Слабый человек возносился в мечтах «восстать» против тестя, заложившего уже и дом, в котором жила прежде большая, теперь крошечная семья... «За ворот возьму! Грубить стану!» А мать, бывшая дама в обносках, отзывалась горестно: «Где тебе... Ты и по лицу-то растерянный!» Тесть обманывал зятя в очередной раз. Больше взять было нечего. Тогда раздавался тонкий и страшный крик Кисельникова: «Я душе вашей верил... Тятенька, вы меня ограбили!» Он кричал и падал на кровать, словно мёртвый. Теперь уж и безропотная любящая мать уговаривала сына брать взятки, жить, «как все живут», обещая, что отмолит за Кирюшу грех. А он не то соглашался, не то стенал, не то смеялся над собой: «Взял бы, да не дают...»
«Душа-то у тебя какая чистая...»— потрясённо отзывалась мать.
* * *
В «Доходном месте» Островского Жадов сдаётся, не выдержав натиска тёщи и любимой жены Полиньки. Лишь случай выручает его. У Кисельникова противники страшнее. Пакостность жизни, людская подлость и темнота наступают на него. Мало жулика-тестя, так дьяволом-соблазнителем из ночной мглы возникает на пороге господин в чёрной шубе и цилиндре с предложением «измарать», сделать негодной для суда некую деловую бумагу, за порчу которой дорого дадут. Неизвестный (Н.Подгорный) повелительно тычет пальцем, приказывает: «Марайте документ!»
++++++
- Постановка задачи -
Продолжите фрагмент о Кисельникове сразу после его последнего предложения.
++++++
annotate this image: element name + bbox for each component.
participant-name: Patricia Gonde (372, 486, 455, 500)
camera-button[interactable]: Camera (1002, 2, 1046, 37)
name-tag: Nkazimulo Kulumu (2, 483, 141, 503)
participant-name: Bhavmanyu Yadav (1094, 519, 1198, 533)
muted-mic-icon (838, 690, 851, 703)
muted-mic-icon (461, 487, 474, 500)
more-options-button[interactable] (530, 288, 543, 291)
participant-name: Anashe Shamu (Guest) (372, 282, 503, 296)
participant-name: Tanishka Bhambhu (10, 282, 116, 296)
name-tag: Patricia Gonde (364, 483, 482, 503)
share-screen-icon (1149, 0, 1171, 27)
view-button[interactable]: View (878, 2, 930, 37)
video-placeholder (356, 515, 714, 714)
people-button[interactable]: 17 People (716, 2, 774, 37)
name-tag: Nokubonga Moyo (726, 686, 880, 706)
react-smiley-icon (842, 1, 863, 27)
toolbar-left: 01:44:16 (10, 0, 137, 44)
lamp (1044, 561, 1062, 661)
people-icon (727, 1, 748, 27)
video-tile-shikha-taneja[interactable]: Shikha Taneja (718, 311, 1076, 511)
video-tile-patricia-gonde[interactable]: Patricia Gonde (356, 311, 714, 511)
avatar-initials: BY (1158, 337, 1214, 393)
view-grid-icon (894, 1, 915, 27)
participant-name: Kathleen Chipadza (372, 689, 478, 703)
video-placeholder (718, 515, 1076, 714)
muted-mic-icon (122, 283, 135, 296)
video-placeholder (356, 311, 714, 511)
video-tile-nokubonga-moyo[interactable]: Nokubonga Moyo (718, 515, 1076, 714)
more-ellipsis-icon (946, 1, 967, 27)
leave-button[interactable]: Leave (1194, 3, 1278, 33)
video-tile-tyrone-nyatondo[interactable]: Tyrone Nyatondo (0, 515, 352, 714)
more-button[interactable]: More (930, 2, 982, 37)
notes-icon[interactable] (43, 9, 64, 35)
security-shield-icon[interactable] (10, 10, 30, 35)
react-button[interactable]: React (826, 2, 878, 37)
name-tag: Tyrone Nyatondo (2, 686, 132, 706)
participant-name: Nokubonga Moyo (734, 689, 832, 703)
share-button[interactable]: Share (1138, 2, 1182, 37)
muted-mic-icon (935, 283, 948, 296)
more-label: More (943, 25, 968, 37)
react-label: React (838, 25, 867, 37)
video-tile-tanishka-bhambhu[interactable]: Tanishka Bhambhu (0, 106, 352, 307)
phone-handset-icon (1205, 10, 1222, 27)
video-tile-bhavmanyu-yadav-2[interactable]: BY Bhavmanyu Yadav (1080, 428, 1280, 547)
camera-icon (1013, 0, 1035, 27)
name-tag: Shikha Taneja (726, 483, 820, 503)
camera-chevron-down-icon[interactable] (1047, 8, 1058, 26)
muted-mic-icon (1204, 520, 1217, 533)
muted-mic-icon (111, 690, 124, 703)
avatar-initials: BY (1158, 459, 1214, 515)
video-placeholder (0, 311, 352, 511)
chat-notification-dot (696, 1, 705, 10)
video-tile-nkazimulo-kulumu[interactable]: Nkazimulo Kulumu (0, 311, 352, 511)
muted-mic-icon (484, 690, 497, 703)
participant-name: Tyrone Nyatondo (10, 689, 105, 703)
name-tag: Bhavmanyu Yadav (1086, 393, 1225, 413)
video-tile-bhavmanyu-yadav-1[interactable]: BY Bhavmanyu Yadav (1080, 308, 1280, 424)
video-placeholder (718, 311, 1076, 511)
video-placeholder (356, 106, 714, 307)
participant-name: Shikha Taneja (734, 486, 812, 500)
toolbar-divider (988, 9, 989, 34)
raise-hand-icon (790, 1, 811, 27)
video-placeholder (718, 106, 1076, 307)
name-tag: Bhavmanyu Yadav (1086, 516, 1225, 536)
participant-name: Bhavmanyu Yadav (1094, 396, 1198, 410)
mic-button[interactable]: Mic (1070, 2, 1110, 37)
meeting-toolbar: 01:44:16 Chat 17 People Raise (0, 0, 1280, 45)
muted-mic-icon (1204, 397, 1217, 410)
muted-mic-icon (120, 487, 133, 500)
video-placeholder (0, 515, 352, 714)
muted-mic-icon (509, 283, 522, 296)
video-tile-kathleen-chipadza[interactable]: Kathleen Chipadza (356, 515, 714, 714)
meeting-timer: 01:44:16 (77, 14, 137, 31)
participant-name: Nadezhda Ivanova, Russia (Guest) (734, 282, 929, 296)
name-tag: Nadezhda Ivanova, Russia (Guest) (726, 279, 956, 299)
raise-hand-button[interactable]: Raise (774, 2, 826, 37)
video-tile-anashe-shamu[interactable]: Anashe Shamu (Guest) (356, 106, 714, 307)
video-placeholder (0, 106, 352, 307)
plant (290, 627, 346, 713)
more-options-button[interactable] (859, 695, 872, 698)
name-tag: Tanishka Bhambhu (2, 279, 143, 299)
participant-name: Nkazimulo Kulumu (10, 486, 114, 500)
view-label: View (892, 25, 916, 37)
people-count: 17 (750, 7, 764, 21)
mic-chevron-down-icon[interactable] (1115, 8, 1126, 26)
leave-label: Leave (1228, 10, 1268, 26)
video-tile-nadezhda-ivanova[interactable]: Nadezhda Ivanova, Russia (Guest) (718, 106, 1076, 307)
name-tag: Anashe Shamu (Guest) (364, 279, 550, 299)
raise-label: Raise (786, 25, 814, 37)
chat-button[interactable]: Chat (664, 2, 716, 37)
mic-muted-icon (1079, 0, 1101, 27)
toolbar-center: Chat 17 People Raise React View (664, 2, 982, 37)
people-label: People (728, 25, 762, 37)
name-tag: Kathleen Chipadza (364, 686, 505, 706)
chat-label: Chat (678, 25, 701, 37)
++++++
- Результат выполнения -
Сильная воля давит слабую. И тут не только бесхарактерность Кисельникова срабатывает, но крайность жизни, мольбы матери, и не бедность, а абсолютная нищета. Ночной гость понял это. Когда же свершилось и бумага испорчена, слыша ужасный плач Кисельникова, даже он, циничный и беспощадный, начинает жалеть несчастного: «А что же ты плачешь-то? Милый ты мой...» Сочувственно рекомендует: «Сосчитайте деньги-то...»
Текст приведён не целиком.